→ Directions
Copy every line of the data below verbatim, without changing a single character.

================================

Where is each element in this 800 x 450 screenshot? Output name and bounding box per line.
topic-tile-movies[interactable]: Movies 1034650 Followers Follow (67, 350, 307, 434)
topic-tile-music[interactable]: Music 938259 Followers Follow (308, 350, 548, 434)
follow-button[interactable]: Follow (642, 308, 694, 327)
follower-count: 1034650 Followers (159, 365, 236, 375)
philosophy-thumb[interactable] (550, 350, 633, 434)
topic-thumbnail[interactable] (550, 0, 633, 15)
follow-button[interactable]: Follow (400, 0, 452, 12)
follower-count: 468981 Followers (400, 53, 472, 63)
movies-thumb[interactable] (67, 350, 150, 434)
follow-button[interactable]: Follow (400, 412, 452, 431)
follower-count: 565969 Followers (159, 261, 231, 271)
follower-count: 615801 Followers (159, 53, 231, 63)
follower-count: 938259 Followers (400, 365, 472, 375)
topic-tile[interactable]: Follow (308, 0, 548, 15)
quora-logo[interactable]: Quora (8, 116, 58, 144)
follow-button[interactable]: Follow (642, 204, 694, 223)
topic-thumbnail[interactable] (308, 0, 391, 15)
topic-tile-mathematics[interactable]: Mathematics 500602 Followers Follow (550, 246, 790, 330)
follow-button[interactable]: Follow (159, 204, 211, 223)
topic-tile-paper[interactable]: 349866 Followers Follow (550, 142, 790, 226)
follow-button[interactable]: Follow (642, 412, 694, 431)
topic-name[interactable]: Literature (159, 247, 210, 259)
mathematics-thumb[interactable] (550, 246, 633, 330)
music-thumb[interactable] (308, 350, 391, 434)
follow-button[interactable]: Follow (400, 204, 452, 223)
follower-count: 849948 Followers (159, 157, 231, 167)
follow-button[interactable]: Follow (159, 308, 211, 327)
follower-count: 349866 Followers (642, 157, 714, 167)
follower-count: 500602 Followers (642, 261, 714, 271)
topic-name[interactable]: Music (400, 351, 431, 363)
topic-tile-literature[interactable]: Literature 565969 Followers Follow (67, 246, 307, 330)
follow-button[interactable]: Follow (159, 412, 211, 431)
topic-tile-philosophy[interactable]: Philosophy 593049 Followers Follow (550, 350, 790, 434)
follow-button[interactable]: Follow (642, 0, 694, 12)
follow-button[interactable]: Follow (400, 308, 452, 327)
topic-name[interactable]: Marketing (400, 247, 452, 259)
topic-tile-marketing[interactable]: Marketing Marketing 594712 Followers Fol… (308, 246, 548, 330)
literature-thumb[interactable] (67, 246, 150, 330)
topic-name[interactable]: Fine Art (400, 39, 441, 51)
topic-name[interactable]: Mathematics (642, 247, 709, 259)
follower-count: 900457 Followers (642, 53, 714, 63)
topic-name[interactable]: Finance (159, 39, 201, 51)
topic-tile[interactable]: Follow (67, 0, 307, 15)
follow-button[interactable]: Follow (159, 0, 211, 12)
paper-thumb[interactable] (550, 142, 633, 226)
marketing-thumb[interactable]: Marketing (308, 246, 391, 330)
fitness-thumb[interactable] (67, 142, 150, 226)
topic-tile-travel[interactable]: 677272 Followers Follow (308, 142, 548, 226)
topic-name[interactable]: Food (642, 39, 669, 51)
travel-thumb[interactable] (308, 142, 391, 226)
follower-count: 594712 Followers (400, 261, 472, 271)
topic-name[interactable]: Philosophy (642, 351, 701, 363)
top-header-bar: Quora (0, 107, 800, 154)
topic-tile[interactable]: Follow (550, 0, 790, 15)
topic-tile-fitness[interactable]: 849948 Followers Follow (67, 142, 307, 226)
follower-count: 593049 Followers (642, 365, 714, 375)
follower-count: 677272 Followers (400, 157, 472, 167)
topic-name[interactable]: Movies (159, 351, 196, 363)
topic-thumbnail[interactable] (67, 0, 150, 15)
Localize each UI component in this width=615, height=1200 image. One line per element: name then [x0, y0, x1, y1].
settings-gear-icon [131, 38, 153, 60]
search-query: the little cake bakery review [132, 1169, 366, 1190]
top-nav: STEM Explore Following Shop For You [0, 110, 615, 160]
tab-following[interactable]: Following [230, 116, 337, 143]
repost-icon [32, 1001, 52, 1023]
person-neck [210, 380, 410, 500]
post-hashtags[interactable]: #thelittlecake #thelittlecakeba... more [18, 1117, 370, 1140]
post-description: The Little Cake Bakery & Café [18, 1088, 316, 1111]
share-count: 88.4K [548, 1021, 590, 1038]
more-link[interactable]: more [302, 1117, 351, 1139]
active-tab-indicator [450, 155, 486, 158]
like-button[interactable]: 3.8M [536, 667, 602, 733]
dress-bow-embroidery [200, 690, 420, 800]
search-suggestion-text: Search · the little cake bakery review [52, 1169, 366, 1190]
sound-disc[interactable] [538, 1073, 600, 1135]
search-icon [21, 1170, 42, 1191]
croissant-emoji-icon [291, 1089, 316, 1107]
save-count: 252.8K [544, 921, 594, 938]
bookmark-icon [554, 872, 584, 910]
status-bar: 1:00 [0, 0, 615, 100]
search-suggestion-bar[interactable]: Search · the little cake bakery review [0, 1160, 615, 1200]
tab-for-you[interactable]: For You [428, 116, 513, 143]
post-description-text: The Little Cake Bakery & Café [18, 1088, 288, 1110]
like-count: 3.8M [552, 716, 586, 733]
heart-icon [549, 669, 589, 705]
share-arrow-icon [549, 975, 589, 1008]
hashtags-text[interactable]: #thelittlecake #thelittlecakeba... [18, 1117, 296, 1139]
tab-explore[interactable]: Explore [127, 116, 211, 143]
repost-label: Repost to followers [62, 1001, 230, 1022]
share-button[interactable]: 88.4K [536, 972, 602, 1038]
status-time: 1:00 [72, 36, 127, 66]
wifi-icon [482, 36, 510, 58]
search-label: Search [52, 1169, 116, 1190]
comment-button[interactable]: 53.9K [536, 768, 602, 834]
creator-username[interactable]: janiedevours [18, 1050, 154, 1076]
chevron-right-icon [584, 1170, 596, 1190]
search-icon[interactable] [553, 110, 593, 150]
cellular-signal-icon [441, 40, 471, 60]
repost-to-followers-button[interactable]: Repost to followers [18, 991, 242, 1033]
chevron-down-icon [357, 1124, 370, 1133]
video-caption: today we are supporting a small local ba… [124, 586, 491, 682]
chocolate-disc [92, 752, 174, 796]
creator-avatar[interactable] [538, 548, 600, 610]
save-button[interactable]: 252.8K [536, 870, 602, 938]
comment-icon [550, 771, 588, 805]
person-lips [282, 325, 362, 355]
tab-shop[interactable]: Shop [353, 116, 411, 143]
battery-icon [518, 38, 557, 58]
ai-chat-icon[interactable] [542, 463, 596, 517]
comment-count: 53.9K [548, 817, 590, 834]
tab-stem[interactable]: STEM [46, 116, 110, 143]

================================

→ Expected answer
Where is each element in this 800 x 450 screenshot? Output name and bounding box per line.
topic-tile-movies[interactable]: Movies 1034650 Followers Follow (67, 350, 307, 434)
topic-tile-music[interactable]: Music 938259 Followers Follow (308, 350, 548, 434)
follow-button[interactable]: Follow (642, 308, 694, 327)
follower-count: 1034650 Followers (159, 365, 236, 375)
philosophy-thumb[interactable] (550, 350, 633, 434)
topic-thumbnail[interactable] (550, 0, 633, 15)
follow-button[interactable]: Follow (400, 0, 452, 12)
follower-count: 468981 Followers (400, 53, 472, 63)
movies-thumb[interactable] (67, 350, 150, 434)
follow-button[interactable]: Follow (400, 412, 452, 431)
follower-count: 565969 Followers (159, 261, 231, 271)
follower-count: 615801 Followers (159, 53, 231, 63)
follower-count: 938259 Followers (400, 365, 472, 375)
topic-tile[interactable]: Follow (308, 0, 548, 15)
quora-logo[interactable]: Quora (8, 116, 58, 144)
follow-button[interactable]: Follow (642, 204, 694, 223)
topic-thumbnail[interactable] (308, 0, 391, 15)
topic-tile-mathematics[interactable]: Mathematics 500602 Followers Follow (550, 246, 790, 330)
follow-button[interactable]: Follow (159, 204, 211, 223)
topic-tile-paper[interactable]: 349866 Followers Follow (550, 142, 790, 226)
follow-button[interactable]: Follow (642, 412, 694, 431)
topic-name[interactable]: Literature (159, 247, 210, 259)
mathematics-thumb[interactable] (550, 246, 633, 330)
music-thumb[interactable] (308, 350, 391, 434)
follow-button[interactable]: Follow (400, 204, 452, 223)
follower-count: 849948 Followers (159, 157, 231, 167)
follow-button[interactable]: Follow (159, 308, 211, 327)
follower-count: 349866 Followers (642, 157, 714, 167)
follower-count: 500602 Followers (642, 261, 714, 271)
topic-name[interactable]: Music (400, 351, 431, 363)
topic-tile-literature[interactable]: Literature 565969 Followers Follow (67, 246, 307, 330)
follow-button[interactable]: Follow (159, 412, 211, 431)
topic-tile-philosophy[interactable]: Philosophy 593049 Followers Follow (550, 350, 790, 434)
follow-button[interactable]: Follow (642, 0, 694, 12)
follow-button[interactable]: Follow (400, 308, 452, 327)
topic-name[interactable]: Marketing (400, 247, 452, 259)
topic-tile-marketing[interactable]: Marketing Marketing 594712 Followers Fol… (308, 246, 548, 330)
literature-thumb[interactable] (67, 246, 150, 330)
topic-name[interactable]: Fine Art (400, 39, 441, 51)
topic-name[interactable]: Mathematics (642, 247, 709, 259)
follower-count: 900457 Followers (642, 53, 714, 63)
topic-name[interactable]: Finance (159, 39, 201, 51)
topic-tile[interactable]: Follow (67, 0, 307, 15)
follow-button[interactable]: Follow (159, 0, 211, 12)
paper-thumb[interactable] (550, 142, 633, 226)
marketing-thumb[interactable]: Marketing (308, 246, 391, 330)
fitness-thumb[interactable] (67, 142, 150, 226)
topic-tile-travel[interactable]: 677272 Followers Follow (308, 142, 548, 226)
topic-name[interactable]: Food (642, 39, 669, 51)
travel-thumb[interactable] (308, 142, 391, 226)
follower-count: 594712 Followers (400, 261, 472, 271)
topic-name[interactable]: Philosophy (642, 351, 701, 363)
top-header-bar: Quora (0, 107, 800, 154)
topic-tile[interactable]: Follow (550, 0, 790, 15)
topic-tile-fitness[interactable]: 849948 Followers Follow (67, 142, 307, 226)
follower-count: 593049 Followers (642, 365, 714, 375)
follower-count: 677272 Followers (400, 157, 472, 167)
topic-name[interactable]: Movies (159, 351, 196, 363)
topic-thumbnail[interactable] (67, 0, 150, 15)
Localize each UI component in this width=615, height=1200 image. One line per element: name then [x0, y0, x1, y1].
settings-gear-icon [131, 38, 153, 60]
search-query: the little cake bakery review [132, 1169, 366, 1190]
top-nav: STEM Explore Following Shop For You [0, 110, 615, 160]
tab-following[interactable]: Following [230, 116, 337, 143]
repost-icon [32, 1001, 52, 1023]
person-neck [210, 380, 410, 500]
post-hashtags[interactable]: #thelittlecake #thelittlecakeba... more [18, 1117, 370, 1140]
post-description: The Little Cake Bakery & Café [18, 1088, 316, 1111]
share-count: 88.4K [548, 1021, 590, 1038]
more-link[interactable]: more [302, 1117, 351, 1139]
active-tab-indicator [450, 155, 486, 158]
like-button[interactable]: 3.8M [536, 667, 602, 733]
dress-bow-embroidery [200, 690, 420, 800]
search-suggestion-text: Search · the little cake bakery review [52, 1169, 366, 1190]
sound-disc[interactable] [538, 1073, 600, 1135]
search-icon [21, 1170, 42, 1191]
croissant-emoji-icon [291, 1089, 316, 1107]
save-count: 252.8K [544, 921, 594, 938]
bookmark-icon [554, 872, 584, 910]
status-bar: 1:00 [0, 0, 615, 100]
search-suggestion-bar[interactable]: Search · the little cake bakery review [0, 1160, 615, 1200]
tab-for-you[interactable]: For You [428, 116, 513, 143]
post-description-text: The Little Cake Bakery & Café [18, 1088, 288, 1110]
like-count: 3.8M [552, 716, 586, 733]
heart-icon [549, 669, 589, 705]
share-arrow-icon [549, 975, 589, 1008]
hashtags-text[interactable]: #thelittlecake #thelittlecakeba... [18, 1117, 296, 1139]
tab-explore[interactable]: Explore [127, 116, 211, 143]
repost-label: Repost to followers [62, 1001, 230, 1022]
share-button[interactable]: 88.4K [536, 972, 602, 1038]
status-time: 1:00 [72, 36, 127, 66]
wifi-icon [482, 36, 510, 58]
search-label: Search [52, 1169, 116, 1190]
comment-button[interactable]: 53.9K [536, 768, 602, 834]
creator-username[interactable]: janiedevours [18, 1050, 154, 1076]
chevron-right-icon [584, 1170, 596, 1190]
search-icon[interactable] [553, 110, 593, 150]
cellular-signal-icon [441, 40, 471, 60]
repost-to-followers-button[interactable]: Repost to followers [18, 991, 242, 1033]
chevron-down-icon [357, 1124, 370, 1133]
video-caption: today we are supporting a small local ba… [124, 586, 491, 682]
chocolate-disc [92, 752, 174, 796]
creator-avatar[interactable] [538, 548, 600, 610]
save-button[interactable]: 252.8K [536, 870, 602, 938]
comment-icon [550, 771, 588, 805]
person-lips [282, 325, 362, 355]
tab-shop[interactable]: Shop [353, 116, 411, 143]
battery-icon [518, 38, 557, 58]
ai-chat-icon[interactable] [542, 463, 596, 517]
comment-count: 53.9K [548, 817, 590, 834]
tab-stem[interactable]: STEM [46, 116, 110, 143]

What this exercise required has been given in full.